#### PROBLEM TO SOLVE
Output the material below in full, exactly as it is.

#### LISTING
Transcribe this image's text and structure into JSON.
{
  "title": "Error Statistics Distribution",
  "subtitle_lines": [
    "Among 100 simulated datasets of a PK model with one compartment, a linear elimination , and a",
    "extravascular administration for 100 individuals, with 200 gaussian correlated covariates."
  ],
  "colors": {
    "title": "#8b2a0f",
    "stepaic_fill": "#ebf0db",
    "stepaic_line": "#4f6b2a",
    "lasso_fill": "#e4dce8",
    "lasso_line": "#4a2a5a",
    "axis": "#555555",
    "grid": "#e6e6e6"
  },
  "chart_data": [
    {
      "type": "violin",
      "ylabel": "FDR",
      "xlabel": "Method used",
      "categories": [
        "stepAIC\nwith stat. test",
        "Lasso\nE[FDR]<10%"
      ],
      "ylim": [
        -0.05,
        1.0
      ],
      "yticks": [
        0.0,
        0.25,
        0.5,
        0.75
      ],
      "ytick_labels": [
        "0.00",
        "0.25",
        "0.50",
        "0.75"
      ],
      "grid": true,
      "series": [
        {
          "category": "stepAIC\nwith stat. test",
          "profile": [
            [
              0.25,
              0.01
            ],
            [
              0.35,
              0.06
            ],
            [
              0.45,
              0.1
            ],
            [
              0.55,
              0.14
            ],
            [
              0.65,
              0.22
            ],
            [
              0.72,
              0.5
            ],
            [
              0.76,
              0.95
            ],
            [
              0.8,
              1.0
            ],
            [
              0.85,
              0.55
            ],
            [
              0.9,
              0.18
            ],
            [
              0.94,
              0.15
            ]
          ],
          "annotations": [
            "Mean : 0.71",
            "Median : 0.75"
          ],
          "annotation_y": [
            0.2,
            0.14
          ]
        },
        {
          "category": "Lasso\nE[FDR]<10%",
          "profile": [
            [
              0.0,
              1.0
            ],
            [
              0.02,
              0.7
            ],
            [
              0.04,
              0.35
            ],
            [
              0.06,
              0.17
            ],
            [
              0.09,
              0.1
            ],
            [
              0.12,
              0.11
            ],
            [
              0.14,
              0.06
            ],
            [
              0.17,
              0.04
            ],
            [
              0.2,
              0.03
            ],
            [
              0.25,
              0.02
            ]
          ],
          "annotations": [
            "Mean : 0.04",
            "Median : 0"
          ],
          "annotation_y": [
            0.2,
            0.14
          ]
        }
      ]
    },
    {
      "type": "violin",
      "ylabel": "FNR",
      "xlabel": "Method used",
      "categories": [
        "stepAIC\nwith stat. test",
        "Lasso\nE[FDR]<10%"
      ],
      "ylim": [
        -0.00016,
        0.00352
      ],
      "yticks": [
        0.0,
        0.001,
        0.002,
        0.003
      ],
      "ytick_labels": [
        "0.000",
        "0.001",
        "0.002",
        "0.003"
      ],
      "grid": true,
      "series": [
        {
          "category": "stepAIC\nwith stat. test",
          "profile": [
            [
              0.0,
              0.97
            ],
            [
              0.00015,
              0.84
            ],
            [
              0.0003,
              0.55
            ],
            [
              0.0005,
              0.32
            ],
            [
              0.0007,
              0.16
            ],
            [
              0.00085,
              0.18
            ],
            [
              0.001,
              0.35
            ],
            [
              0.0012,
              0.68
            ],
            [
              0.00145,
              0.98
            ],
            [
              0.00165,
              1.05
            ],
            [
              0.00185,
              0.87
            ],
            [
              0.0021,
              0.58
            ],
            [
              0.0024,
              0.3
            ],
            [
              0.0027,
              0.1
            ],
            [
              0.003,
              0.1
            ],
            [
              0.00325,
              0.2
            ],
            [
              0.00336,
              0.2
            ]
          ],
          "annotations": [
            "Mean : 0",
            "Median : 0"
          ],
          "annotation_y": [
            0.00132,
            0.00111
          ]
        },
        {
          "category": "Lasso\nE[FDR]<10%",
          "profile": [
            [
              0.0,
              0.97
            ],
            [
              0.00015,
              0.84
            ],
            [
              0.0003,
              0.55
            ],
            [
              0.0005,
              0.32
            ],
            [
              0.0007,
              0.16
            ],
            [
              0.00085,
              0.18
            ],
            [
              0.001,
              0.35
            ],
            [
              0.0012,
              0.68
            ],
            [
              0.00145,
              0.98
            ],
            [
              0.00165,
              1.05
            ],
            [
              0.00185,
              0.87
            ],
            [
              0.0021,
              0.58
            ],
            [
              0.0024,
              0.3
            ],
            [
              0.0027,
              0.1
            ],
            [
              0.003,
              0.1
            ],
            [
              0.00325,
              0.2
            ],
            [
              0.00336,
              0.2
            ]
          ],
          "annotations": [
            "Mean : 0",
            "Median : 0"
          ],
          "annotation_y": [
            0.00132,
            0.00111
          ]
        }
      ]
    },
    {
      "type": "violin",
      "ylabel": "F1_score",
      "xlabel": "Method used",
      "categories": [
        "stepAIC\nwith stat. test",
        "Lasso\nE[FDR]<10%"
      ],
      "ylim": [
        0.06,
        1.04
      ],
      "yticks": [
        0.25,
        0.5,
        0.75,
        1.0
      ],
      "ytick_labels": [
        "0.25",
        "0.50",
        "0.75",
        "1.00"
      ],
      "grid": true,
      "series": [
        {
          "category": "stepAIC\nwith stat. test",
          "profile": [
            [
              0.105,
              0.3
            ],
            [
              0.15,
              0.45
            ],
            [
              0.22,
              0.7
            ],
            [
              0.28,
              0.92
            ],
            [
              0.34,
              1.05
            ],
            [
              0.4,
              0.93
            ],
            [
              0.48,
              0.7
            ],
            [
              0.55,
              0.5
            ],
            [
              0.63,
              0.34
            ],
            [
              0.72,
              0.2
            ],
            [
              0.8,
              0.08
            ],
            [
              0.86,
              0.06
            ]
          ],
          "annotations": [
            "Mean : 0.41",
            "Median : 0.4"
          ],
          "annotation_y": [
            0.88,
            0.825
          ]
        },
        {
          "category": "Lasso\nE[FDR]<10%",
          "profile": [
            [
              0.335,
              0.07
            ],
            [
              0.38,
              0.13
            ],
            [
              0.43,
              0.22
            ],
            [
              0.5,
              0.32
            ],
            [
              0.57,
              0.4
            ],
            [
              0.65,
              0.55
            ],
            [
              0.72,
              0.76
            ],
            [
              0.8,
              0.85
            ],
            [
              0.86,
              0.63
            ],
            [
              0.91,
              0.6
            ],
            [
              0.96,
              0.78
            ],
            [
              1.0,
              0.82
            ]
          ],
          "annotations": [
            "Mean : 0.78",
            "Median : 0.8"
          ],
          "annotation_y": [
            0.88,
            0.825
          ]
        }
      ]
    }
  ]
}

#### ANSWER TO THIS PROBLEM
Transcribe this image's text and structure into JSON.
{
  "title": "Error Statistics Distribution",
  "subtitle_lines": [
    "Among 100 simulated datasets of a PK model with one compartment, a linear elimination , and a",
    "extravascular administration for 100 individuals, with 200 gaussian correlated covariates."
  ],
  "colors": {
    "title": "#8b2a0f",
    "stepaic_fill": "#ebf0db",
    "stepaic_line": "#4f6b2a",
    "lasso_fill": "#e4dce8",
    "lasso_line": "#4a2a5a",
    "axis": "#555555",
    "grid": "#e6e6e6"
  },
  "chart_data": [
    {
      "type": "violin",
      "ylabel": "FDR",
      "xlabel": "Method used",
      "categories": [
        "stepAIC\nwith stat. test",
        "Lasso\nE[FDR]<10%"
      ],
      "ylim": [
        -0.05,
        1.0
      ],
      "yticks": [
        0.0,
        0.25,
        0.5,
        0.75
      ],
      "ytick_labels": [
        "0.00",
        "0.25",
        "0.50",
        "0.75"
      ],
      "grid": true,
      "series": [
        {
          "category": "stepAIC\nwith stat. test",
          "profile": [
            [
              0.25,
              0.01
            ],
            [
              0.35,
              0.06
            ],
            [
              0.45,
              0.1
            ],
            [
              0.55,
              0.14
            ],
            [
              0.65,
              0.22
            ],
            [
              0.72,
              0.5
            ],
            [
              0.76,
              0.95
            ],
            [
              0.8,
              1.0
            ],
            [
              0.85,
              0.55
            ],
            [
              0.9,
              0.18
            ],
            [
              0.94,
              0.15
            ]
          ],
          "annotations": [
            "Mean : 0.71",
            "Median : 0.75"
          ],
          "annotation_y": [
            0.2,
            0.14
          ]
        },
        {
          "category": "Lasso\nE[FDR]<10%",
          "profile": [
            [
              0.0,
              1.0
            ],
            [
              0.02,
              0.7
            ],
            [
              0.04,
              0.35
            ],
            [
              0.06,
              0.17
            ],
            [
              0.09,
              0.1
            ],
            [
              0.12,
              0.11
            ],
            [
              0.14,
              0.06
            ],
            [
              0.17,
              0.04
            ],
            [
              0.2,
              0.03
            ],
            [
              0.25,
              0.02
            ]
          ],
          "annotations": [
            "Mean : 0.04",
            "Median : 0"
          ],
          "annotation_y": [
            0.2,
            0.14
          ]
        }
      ]
    },
    {
      "type": "violin",
      "ylabel": "FNR",
      "xlabel": "Method used",
      "categories": [
        "stepAIC\nwith stat. test",
        "Lasso\nE[FDR]<10%"
      ],
      "ylim": [
        -0.00016,
        0.00352
      ],
      "yticks": [
        0.0,
        0.001,
        0.002,
        0.003
      ],
      "ytick_labels": [
        "0.000",
        "0.001",
        "0.002",
        "0.003"
      ],
      "grid": true,
      "series": [
        {
          "category": "stepAIC\nwith stat. test",
          "profile": [
            [
              0.0,
              0.97
            ],
            [
              0.00015,
              0.84
            ],
            [
              0.0003,
              0.55
            ],
            [
              0.0005,
              0.32
            ],
            [
              0.0007,
              0.16
            ],
            [
              0.00085,
              0.18
            ],
            [
              0.001,
              0.35
            ],
            [
              0.0012,
              0.68
            ],
            [
              0.00145,
              0.98
            ],
            [
              0.00165,
              1.05
            ],
            [
              0.00185,
              0.87
            ],
            [
              0.0021,
              0.58
            ],
            [
              0.0024,
              0.3
            ],
            [
              0.0027,
              0.1
            ],
            [
              0.003,
              0.1
            ],
            [
              0.00325,
              0.2
            ],
            [
              0.00336,
              0.2
            ]
          ],
          "annotations": [
            "Mean : 0",
            "Median : 0"
          ],
          "annotation_y": [
            0.00132,
            0.00111
          ]
        },
        {
          "category": "Lasso\nE[FDR]<10%",
          "profile": [
            [
              0.0,
              0.97
            ],
            [
              0.00015,
              0.84
            ],
            [
              0.0003,
              0.55
            ],
            [
              0.0005,
              0.32
            ],
            [
              0.0007,
              0.16
            ],
            [
              0.00085,
              0.18
            ],
            [
              0.001,
              0.35
            ],
            [
              0.0012,
              0.68
            ],
            [
              0.00145,
              0.98
            ],
            [
              0.00165,
              1.05
            ],
            [
              0.00185,
              0.87
            ],
            [
              0.0021,
              0.58
            ],
            [
              0.0024,
              0.3
            ],
            [
              0.0027,
              0.1
            ],
            [
              0.003,
              0.1
            ],
            [
              0.00325,
              0.2
            ],
            [
              0.00336,
              0.2
            ]
          ],
          "annotations": [
            "Mean : 0",
            "Median : 0"
          ],
          "annotation_y": [
            0.00132,
            0.00111
          ]
        }
      ]
    },
    {
      "type": "violin",
      "ylabel": "F1_score",
      "xlabel": "Method used",
      "categories": [
        "stepAIC\nwith stat. test",
        "Lasso\nE[FDR]<10%"
      ],
      "ylim": [
        0.06,
        1.04
      ],
      "yticks": [
        0.25,
        0.5,
        0.75,
        1.0
      ],
      "ytick_labels": [
        "0.25",
        "0.50",
        "0.75",
        "1.00"
      ],
      "grid": true,
      "series": [
        {
          "category": "stepAIC\nwith stat. test",
          "profile": [
            [
              0.105,
              0.3
            ],
            [
              0.15,
              0.45
            ],
            [
              0.22,
              0.7
            ],
            [
              0.28,
              0.92
            ],
            [
              0.34,
              1.05
            ],
            [
              0.4,
              0.93
            ],
            [
              0.48,
              0.7
            ],
            [
              0.55,
              0.5
            ],
            [
              0.63,
              0.34
            ],
            [
              0.72,
              0.2
            ],
            [
              0.8,
              0.08
            ],
            [
              0.86,
              0.06
            ]
          ],
          "annotations": [
            "Mean : 0.41",
            "Median : 0.4"
          ],
          "annotation_y": [
            0.88,
            0.825
          ]
        },
        {
          "category": "Lasso\nE[FDR]<10%",
          "profile": [
            [
              0.335,
              0.07
            ],
            [
              0.38,
              0.13
            ],
            [
              0.43,
              0.22
            ],
            [
              0.5,
              0.32
            ],
            [
              0.57,
              0.4
            ],
            [
              0.65,
              0.55
            ],
            [
              0.72,
              0.76
            ],
            [
              0.8,
              0.85
            ],
            [
              0.86,
              0.63
            ],
            [
              0.91,
              0.6
            ],
            [
              0.96,
              0.78
            ],
            [
              1.0,
              0.82
            ]
          ],
          "annotations": [
            "Mean : 0.78",
            "Median : 0.8"
          ],
          "annotation_y": [
            0.88,
            0.825
          ]
        }
      ]
    }
  ]
}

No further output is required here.